>> start Exercise inputs
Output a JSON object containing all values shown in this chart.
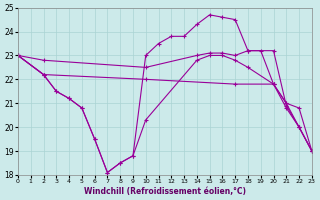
{
  "xlabel": "Windchill (Refroidissement éolien,°C)",
  "xlim": [
    0,
    23
  ],
  "ylim": [
    18,
    25
  ],
  "yticks": [
    18,
    19,
    20,
    21,
    22,
    23,
    24,
    25
  ],
  "xticks": [
    0,
    1,
    2,
    3,
    4,
    5,
    6,
    7,
    8,
    9,
    10,
    11,
    12,
    13,
    14,
    15,
    16,
    17,
    18,
    19,
    20,
    21,
    22,
    23
  ],
  "bg_color": "#cceaea",
  "grid_color": "#aad4d4",
  "line_color": "#990099",
  "lines": [
    {
      "x": [
        0,
        2,
        10,
        14,
        15,
        16,
        17,
        18,
        20,
        21,
        22,
        23
      ],
      "y": [
        23.0,
        22.8,
        22.5,
        23.0,
        23.1,
        23.1,
        23.0,
        23.2,
        23.2,
        20.9,
        20.0,
        19.0
      ]
    },
    {
      "x": [
        0,
        2,
        10,
        17,
        20,
        21,
        22,
        23
      ],
      "y": [
        23.0,
        22.2,
        22.0,
        21.8,
        21.8,
        21.0,
        20.0,
        19.0
      ]
    },
    {
      "x": [
        0,
        2,
        3,
        4,
        5,
        6,
        7,
        8,
        9,
        10,
        11,
        12,
        13,
        14,
        15,
        16,
        17,
        18,
        19,
        20,
        21,
        22,
        23
      ],
      "y": [
        23.0,
        22.2,
        21.5,
        21.2,
        20.8,
        19.5,
        18.1,
        18.5,
        18.8,
        23.0,
        23.5,
        23.8,
        23.8,
        24.3,
        24.7,
        24.6,
        24.5,
        23.2,
        23.2,
        21.8,
        20.8,
        20.0,
        19.0
      ]
    },
    {
      "x": [
        0,
        2,
        3,
        4,
        5,
        6,
        7,
        8,
        9,
        10,
        14,
        15,
        16,
        17,
        18,
        20,
        21,
        22,
        23
      ],
      "y": [
        23.0,
        22.2,
        21.5,
        21.2,
        20.8,
        19.5,
        18.1,
        18.5,
        18.8,
        20.3,
        22.8,
        23.0,
        23.0,
        22.8,
        22.5,
        21.8,
        21.0,
        20.8,
        19.0
      ]
    }
  ]
}
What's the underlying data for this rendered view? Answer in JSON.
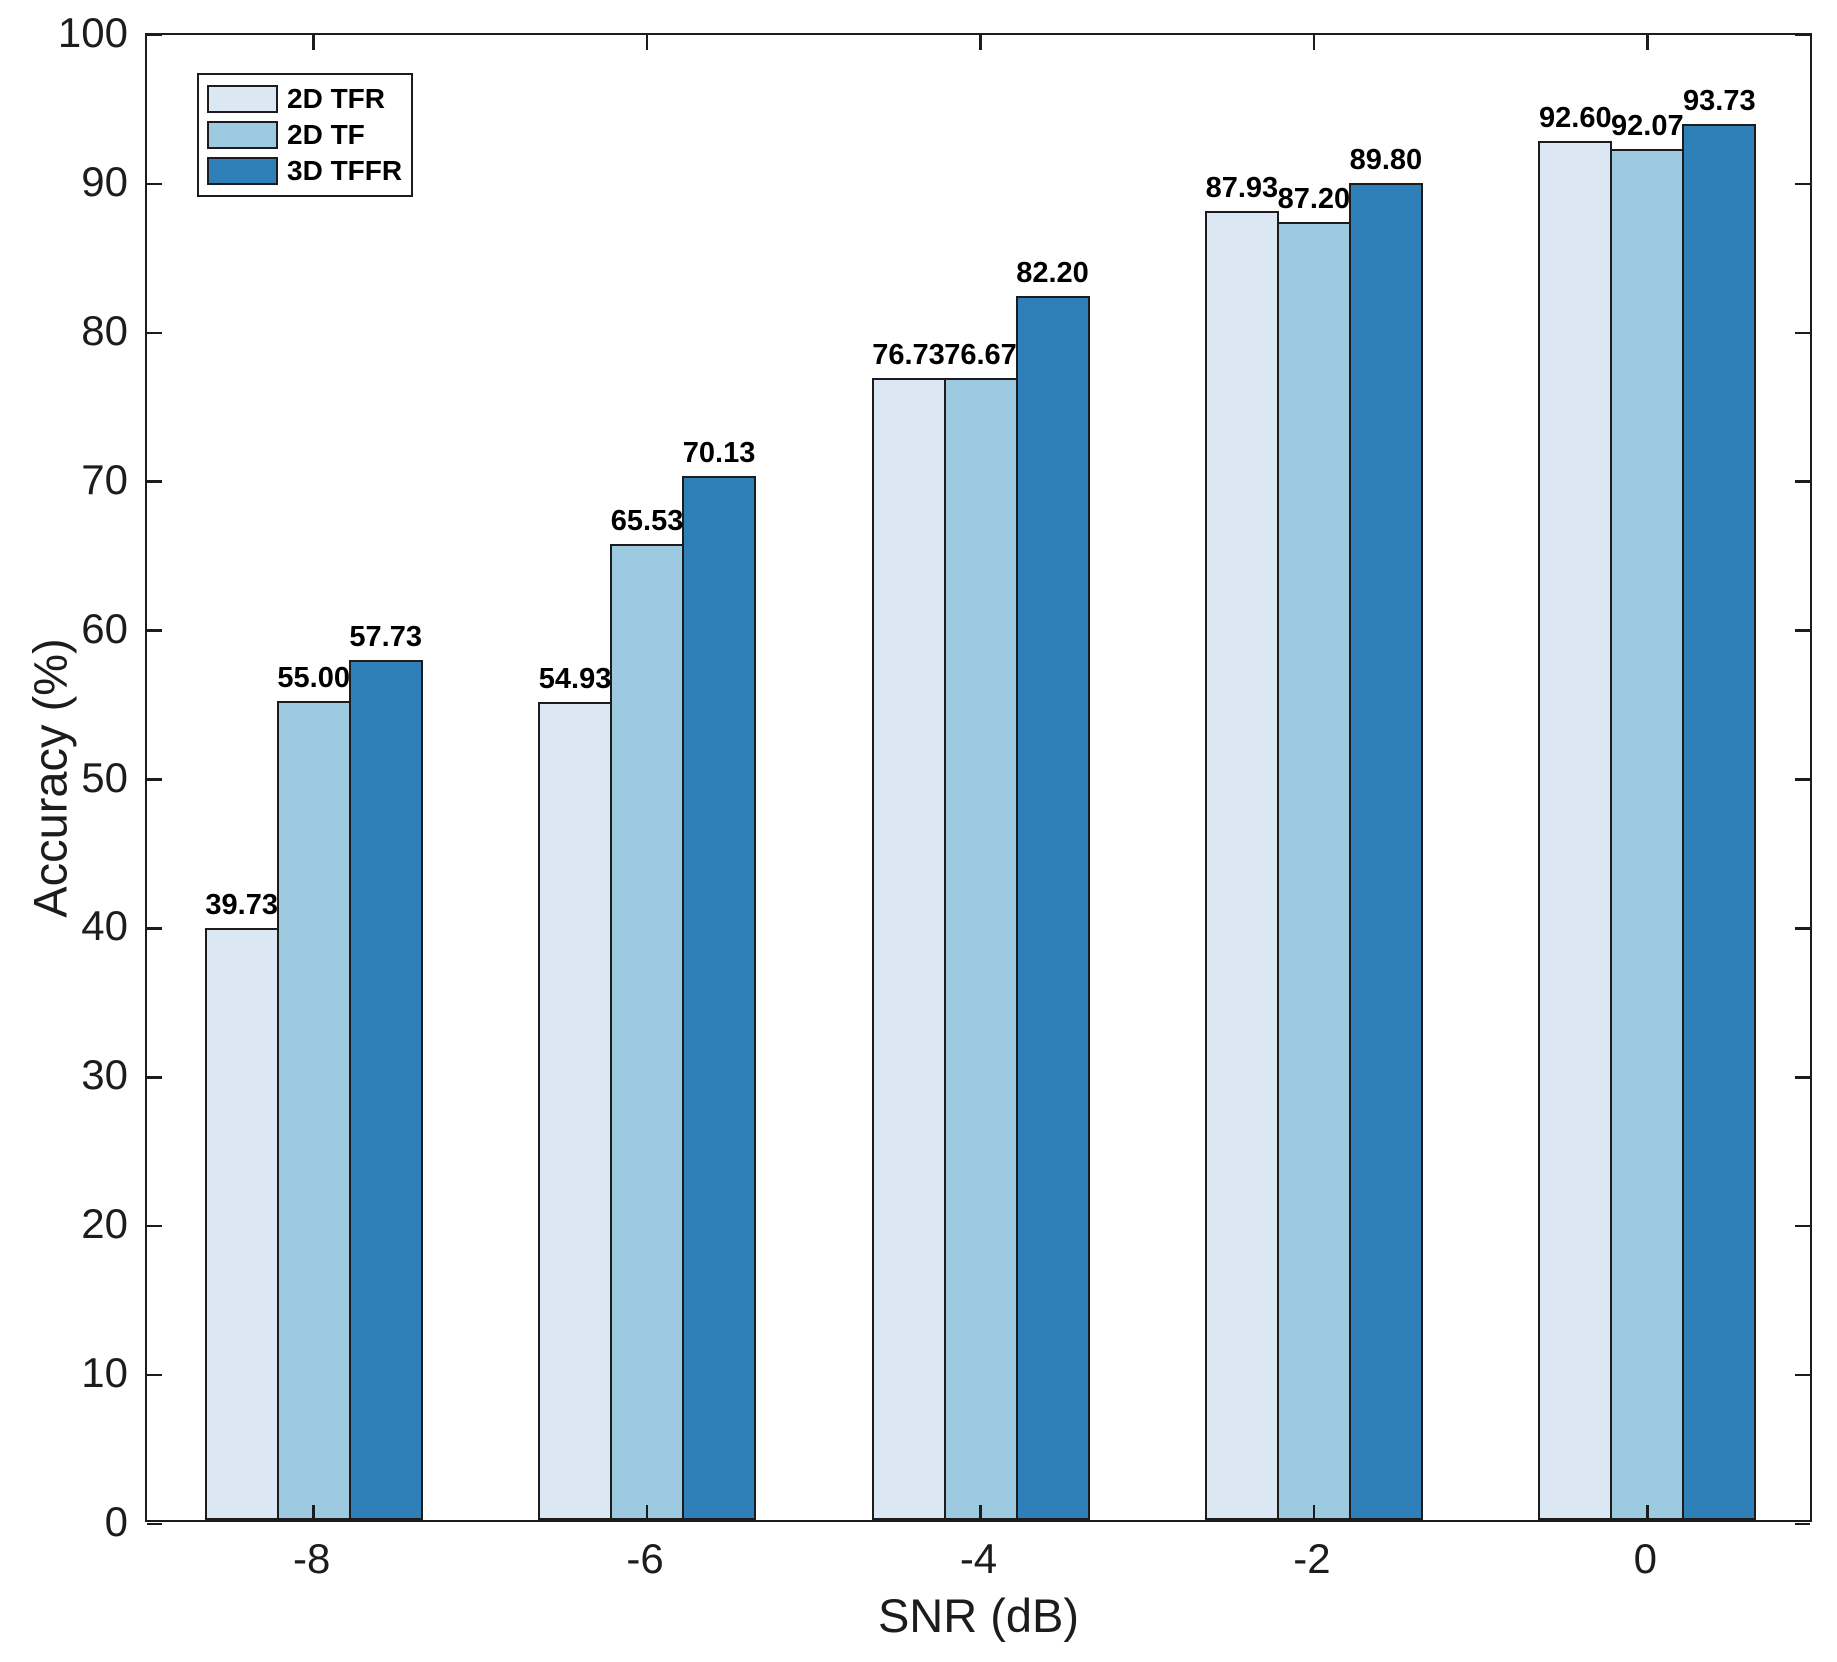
{
  "chart_data": {
    "type": "bar",
    "title": "",
    "xlabel": "SNR (dB)",
    "ylabel": "Accuracy (%)",
    "categories": [
      "-8",
      "-6",
      "-4",
      "-2",
      "0"
    ],
    "series": [
      {
        "name": "2D TFR",
        "color": "#dbe8f4",
        "values": [
          39.73,
          54.93,
          76.73,
          87.93,
          92.6
        ]
      },
      {
        "name": "2D TF",
        "color": "#9ecae1",
        "values": [
          55.0,
          65.53,
          76.67,
          87.2,
          92.07
        ]
      },
      {
        "name": "3D TFFR",
        "color": "#2f7fb9",
        "values": [
          57.73,
          70.13,
          82.2,
          89.8,
          93.73
        ]
      }
    ],
    "ylim": [
      0,
      100
    ],
    "ytick_step": 10,
    "ytick_labels": [
      "0",
      "10",
      "20",
      "30",
      "40",
      "50",
      "60",
      "70",
      "80",
      "90",
      "100"
    ],
    "value_label_decimals": 2,
    "bar_edge_color": "#1c1c1c",
    "axis_color": "#1c1c1c",
    "legend_position": "top-left",
    "grid": false
  }
}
>> end Exercise inputs
Instructions for the task - Check every line of the data above for the string "xlabel", and copy those that have it.

Final result -
  "xlabel": "Windchill (Refroidissement éolien,°C)",
    "xlabel": "SNR (dB)",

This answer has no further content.